TO BE DONE :: Repeat every line of the material, character for character.

━━━ DATA EXTRACT ━━━

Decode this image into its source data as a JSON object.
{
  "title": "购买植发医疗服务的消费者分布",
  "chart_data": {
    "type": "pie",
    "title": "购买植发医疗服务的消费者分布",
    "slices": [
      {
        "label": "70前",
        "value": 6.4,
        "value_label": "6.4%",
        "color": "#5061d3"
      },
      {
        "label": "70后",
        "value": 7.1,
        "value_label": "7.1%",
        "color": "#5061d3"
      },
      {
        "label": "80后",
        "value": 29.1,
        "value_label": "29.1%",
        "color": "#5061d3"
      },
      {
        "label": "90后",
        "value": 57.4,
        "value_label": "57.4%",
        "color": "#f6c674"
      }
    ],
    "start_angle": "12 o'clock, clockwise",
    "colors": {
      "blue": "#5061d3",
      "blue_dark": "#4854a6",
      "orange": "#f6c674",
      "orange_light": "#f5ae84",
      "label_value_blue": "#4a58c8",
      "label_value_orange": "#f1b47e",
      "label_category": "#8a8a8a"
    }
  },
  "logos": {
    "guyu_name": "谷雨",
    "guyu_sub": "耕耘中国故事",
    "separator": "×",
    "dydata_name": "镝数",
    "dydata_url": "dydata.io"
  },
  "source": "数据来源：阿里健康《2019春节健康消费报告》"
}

━━━

TASK OUTPUT ::
Decode this image into its source data as a JSON object.
{
  "title": "购买植发医疗服务的消费者分布",
  "chart_data": {
    "type": "pie",
    "title": "购买植发医疗服务的消费者分布",
    "slices": [
      {
        "label": "70前",
        "value": 6.4,
        "value_label": "6.4%",
        "color": "#5061d3"
      },
      {
        "label": "70后",
        "value": 7.1,
        "value_label": "7.1%",
        "color": "#5061d3"
      },
      {
        "label": "80后",
        "value": 29.1,
        "value_label": "29.1%",
        "color": "#5061d3"
      },
      {
        "label": "90后",
        "value": 57.4,
        "value_label": "57.4%",
        "color": "#f6c674"
      }
    ],
    "start_angle": "12 o'clock, clockwise",
    "colors": {
      "blue": "#5061d3",
      "blue_dark": "#4854a6",
      "orange": "#f6c674",
      "orange_light": "#f5ae84",
      "label_value_blue": "#4a58c8",
      "label_value_orange": "#f1b47e",
      "label_category": "#8a8a8a"
    }
  },
  "logos": {
    "guyu_name": "谷雨",
    "guyu_sub": "耕耘中国故事",
    "separator": "×",
    "dydata_name": "镝数",
    "dydata_url": "dydata.io"
  },
  "source": "数据来源：阿里健康《2019春节健康消费报告》"
}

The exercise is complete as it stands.